--- BEGIN Task inputs ---

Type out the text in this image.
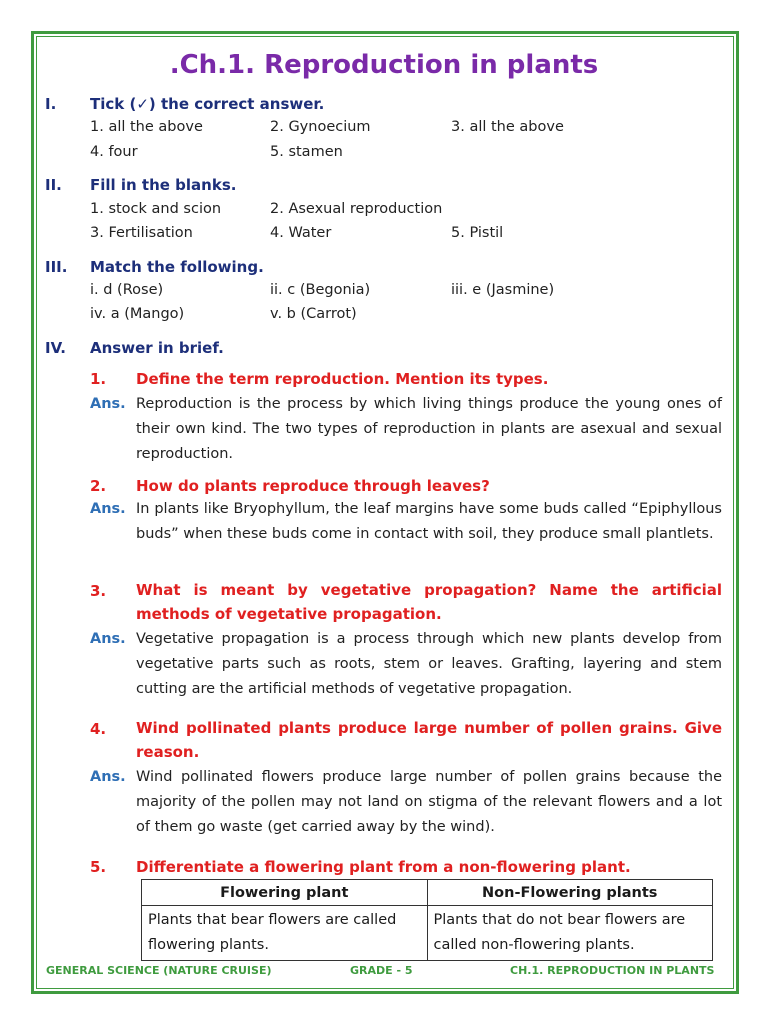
.Ch.1. Reproduction in plants
I. Tick (✓) the correct answer.
1. all the above	2. Gynoecium	3. all the above
4. four	5. stamen
II. Fill in the blanks.
1. stock and scion	2. Asexual reproduction
3. Fertilisation	4. Water	5. Pistil
III. Match the following.
i. d (Rose)	ii. c (Begonia)	iii. e (Jasmine)
iv. a (Mango)	v. b (Carrot)
IV. Answer in brief.
1. Define the term reproduction. Mention its types.
Ans. Reproduction is the process by which living things produce the young ones of their own kind. The two types of reproduction in plants are asexual and sexual reproduction.
2. How do plants reproduce through leaves?
Ans. In plants like Bryophyllum, the leaf margins have some buds called “Epiphyllous buds” when these buds come in contact with soil, they produce small plantlets.
3. What is meant by vegetative propagation? Name the artificial methods of vegetative propagation.
Ans. Vegetative propagation is a process through which new plants develop from vegetative parts such as roots, stem or leaves. Grafting, layering and stem cutting are the artificial methods of vegetative propagation.
4. Wind pollinated plants produce large number of pollen grains. Give reason.
Ans. Wind pollinated flowers produce large number of pollen grains because the majority of the pollen may not land on stigma of the relevant flowers and a lot of them go waste (get carried away by the wind).
5. Differentiate a flowering plant from a non-flowering plant.
Flowering plant	Non-Flowering plants
Plants that bear flowers are called flowering plants.	Plants that do not bear flowers are called non-flowering plants.
GENERAL SCIENCE (NATURE CRUISE)	GRADE - 5	CH.1. REPRODUCTION IN PLANTS
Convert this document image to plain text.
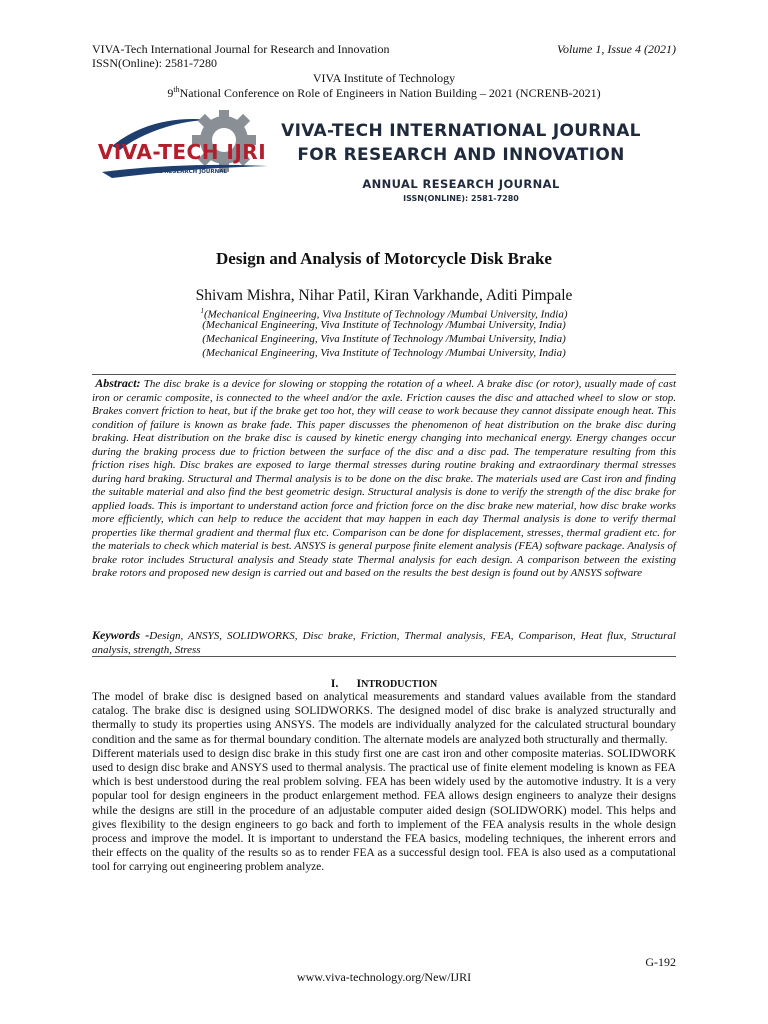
VIVA-Tech International Journal for Research and Innovation
ISSN(Online): 2581-7280
Volume 1, Issue 4 (2021)
VIVA Institute of Technology
9thNational Conference on Role of Engineers in Nation Building – 2021 (NCRENB-2021)
VIVA-TECH IJRI
ANNUAL RESEARCH JOURNAL
VIVA-TECH INTERNATIONAL JOURNAL
FOR RESEARCH AND INNOVATION
ANNUAL RESEARCH JOURNAL
ISSN(ONLINE): 2581-7280
Design and Analysis of Motorcycle Disk Brake
Shivam Mishra, Nihar Patil, Kiran Varkhande, Aditi Pimpale
$^1$(Mechanical Engineering, Viva Institute of Technology /Mumbai University, India)
(Mechanical Engineering, Viva Institute of Technology /Mumbai University, India)
(Mechanical Engineering, Viva Institute of Technology /Mumbai University, India)
(Mechanical Engineering, Viva Institute of Technology /Mumbai University, India)
Abstract: The disc brake is a device for slowing or stopping the rotation of a wheel. A brake disc (or rotor), usually made of cast iron or ceramic composite, is connected to the wheel and/or the axle. Friction causes the disc and attached wheel to slow or stop. Brakes convert friction to heat, but if the brake get too hot, they will cease to work because they cannot dissipate enough heat. This condition of failure is known as brake fade. This paper discusses the phenomenon of heat distribution on the brake disc during braking. Heat distribution on the brake disc is caused by kinetic energy changing into mechanical energy. Energy changes occur during the braking process due to friction between the surface of the disc and a disc pad. The temperature resulting from this friction rises high. Disc brakes are exposed to large thermal stresses during routine braking and extraordinary thermal stresses during hard braking. Structural and Thermal analysis is to be done on the disc brake. The materials used are Cast iron and finding the suitable material and also find the best geometric design. Structural analysis is done to verify the strength of the disc brake for applied loads. This is important to understand action force and friction force on the disc brake new material, how disc brake works more efficiently, which can help to reduce the accident that may happen in each day Thermal analysis is done to verify thermal properties like thermal gradient and thermal flux etc. Comparison can be done for displacement, stresses, thermal gradient etc. for the materials to check which material is best. ANSYS is general purpose finite element analysis (FEA) software package. Analysis of brake rotor includes Structural analysis and Steady state Thermal analysis for each design. A comparison between the existing brake rotors and proposed new design is carried out and based on the results the best design is found out by ANSYS software
Keywords -Design, ANSYS, SOLIDWORKS, Disc brake, Friction, Thermal analysis, FEA, Comparison, Heat flux, Structural analysis, strength, Stress
I. INTRODUCTION

The model of brake disc is designed based on analytical measurements and standard values available from the standard catalog. The brake disc is designed using SOLIDWORKS. The designed model of disc brake is analyzed structurally and thermally to study its properties using ANSYS. The models are individually analyzed for the calculated structural boundary condition and the same as for thermal boundary condition. The alternate models are analyzed both structurally and thermally.

Different materials used to design disc brake in this study first one are cast iron and other composite materias. SOLIDWORK used to design disc brake and ANSYS used to thermal analysis. The practical use of finite element modeling is known as FEA which is best understood during the real problem solving. FEA has been widely used by the automotive industry. It is a very popular tool for design engineers in the product enlargement method. FEA allows design engineers to analyze their designs while the designs are still in the procedure of an adjustable computer aided design (SOLIDWORK) model. This helps and gives flexibility to the design engineers to go back and forth to implement of the FEA analysis results in the whole design process and improve the model. It is important to understand the FEA basics, modeling techniques, the inherent errors and their effects on the quality of the results so as to render FEA as a successful design tool. FEA is also used as a computational tool for carrying out engineering problem analyze.

G-192
www.viva-technology.org/New/IJRI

--- END Task inputs ---

__Task objective__.
Write every record out again exactly; no pictures belong in the copy.

__Solution to this problem__.
Type out the text in this image.
.Ch.1. Reproduction in plants
I. Tick (✓) the correct answer.
1. all the above	2. Gynoecium	3. all the above
4. four	5. stamen
II. Fill in the blanks.
1. stock and scion	2. Asexual reproduction
3. Fertilisation	4. Water	5. Pistil
III. Match the following.
i. d (Rose)	ii. c (Begonia)	iii. e (Jasmine)
iv. a (Mango)	v. b (Carrot)
IV. Answer in brief.
1. Define the term reproduction. Mention its types.
Ans. Reproduction is the process by which living things produce the young ones of their own kind. The two types of reproduction in plants are asexual and sexual reproduction.
2. How do plants reproduce through leaves?
Ans. In plants like Bryophyllum, the leaf margins have some buds called “Epiphyllous buds” when these buds come in contact with soil, they produce small plantlets.
3. What is meant by vegetative propagation? Name the artificial methods of vegetative propagation.
Ans. Vegetative propagation is a process through which new plants develop from vegetative parts such as roots, stem or leaves. Grafting, layering and stem cutting are the artificial methods of vegetative propagation.
4. Wind pollinated plants produce large number of pollen grains. Give reason.
Ans. Wind pollinated flowers produce large number of pollen grains because the majority of the pollen may not land on stigma of the relevant flowers and a lot of them go waste (get carried away by the wind).
5. Differentiate a flowering plant from a non-flowering plant.
Flowering plant	Non-Flowering plants
Plants that bear flowers are called flowering plants.	Plants that do not bear flowers are called non-flowering plants.
GENERAL SCIENCE (NATURE CRUISE)	GRADE - 5	CH.1. REPRODUCTION IN PLANTS
Convert this document image to plain text.
VIVA-Tech International Journal for Research and Innovation
ISSN(Online): 2581-7280
Volume 1, Issue 4 (2021)
VIVA Institute of Technology
9thNational Conference on Role of Engineers in Nation Building – 2021 (NCRENB-2021)
VIVA-TECH IJRI
ANNUAL RESEARCH JOURNAL
VIVA-TECH INTERNATIONAL JOURNAL
FOR RESEARCH AND INNOVATION
ANNUAL RESEARCH JOURNAL
ISSN(ONLINE): 2581-7280
Design and Analysis of Motorcycle Disk Brake
Shivam Mishra, Nihar Patil, Kiran Varkhande, Aditi Pimpale
$^1$(Mechanical Engineering, Viva Institute of Technology /Mumbai University, India)
(Mechanical Engineering, Viva Institute of Technology /Mumbai University, India)
(Mechanical Engineering, Viva Institute of Technology /Mumbai University, India)
(Mechanical Engineering, Viva Institute of Technology /Mumbai University, India)
Abstract: The disc brake is a device for slowing or stopping the rotation of a wheel. A brake disc (or rotor), usually made of cast iron or ceramic composite, is connected to the wheel and/or the axle. Friction causes the disc and attached wheel to slow or stop. Brakes convert friction to heat, but if the brake get too hot, they will cease to work because they cannot dissipate enough heat. This condition of failure is known as brake fade. This paper discusses the phenomenon of heat distribution on the brake disc during braking. Heat distribution on the brake disc is caused by kinetic energy changing into mechanical energy. Energy changes occur during the braking process due to friction between the surface of the disc and a disc pad. The temperature resulting from this friction rises high. Disc brakes are exposed to large thermal stresses during routine braking and extraordinary thermal stresses during hard braking. Structural and Thermal analysis is to be done on the disc brake. The materials used are Cast iron and finding the suitable material and also find the best geometric design. Structural analysis is done to verify the strength of the disc brake for applied loads. This is important to understand action force and friction force on the disc brake new material, how disc brake works more efficiently, which can help to reduce the accident that may happen in each day Thermal analysis is done to verify thermal properties like thermal gradient and thermal flux etc. Comparison can be done for displacement, stresses, thermal gradient etc. for the materials to check which material is best. ANSYS is general purpose finite element analysis (FEA) software package. Analysis of brake rotor includes Structural analysis and Steady state Thermal analysis for each design. A comparison between the existing brake rotors and proposed new design is carried out and based on the results the best design is found out by ANSYS software
Keywords -Design, ANSYS, SOLIDWORKS, Disc brake, Friction, Thermal analysis, FEA, Comparison, Heat flux, Structural analysis, strength, Stress
I. INTRODUCTION

The model of brake disc is designed based on analytical measurements and standard values available from the standard catalog. The brake disc is designed using SOLIDWORKS. The designed model of disc brake is analyzed structurally and thermally to study its properties using ANSYS. The models are individually analyzed for the calculated structural boundary condition and the same as for thermal boundary condition. The alternate models are analyzed both structurally and thermally.

Different materials used to design disc brake in this study first one are cast iron and other composite materias. SOLIDWORK used to design disc brake and ANSYS used to thermal analysis. The practical use of finite element modeling is known as FEA which is best understood during the real problem solving. FEA has been widely used by the automotive industry. It is a very popular tool for design engineers in the product enlargement method. FEA allows design engineers to analyze their designs while the designs are still in the procedure of an adjustable computer aided design (SOLIDWORK) model. This helps and gives flexibility to the design engineers to go back and forth to implement of the FEA analysis results in the whole design process and improve the model. It is important to understand the FEA basics, modeling techniques, the inherent errors and their effects on the quality of the results so as to render FEA as a successful design tool. FEA is also used as a computational tool for carrying out engineering problem analyze.

G-192
www.viva-technology.org/New/IJRI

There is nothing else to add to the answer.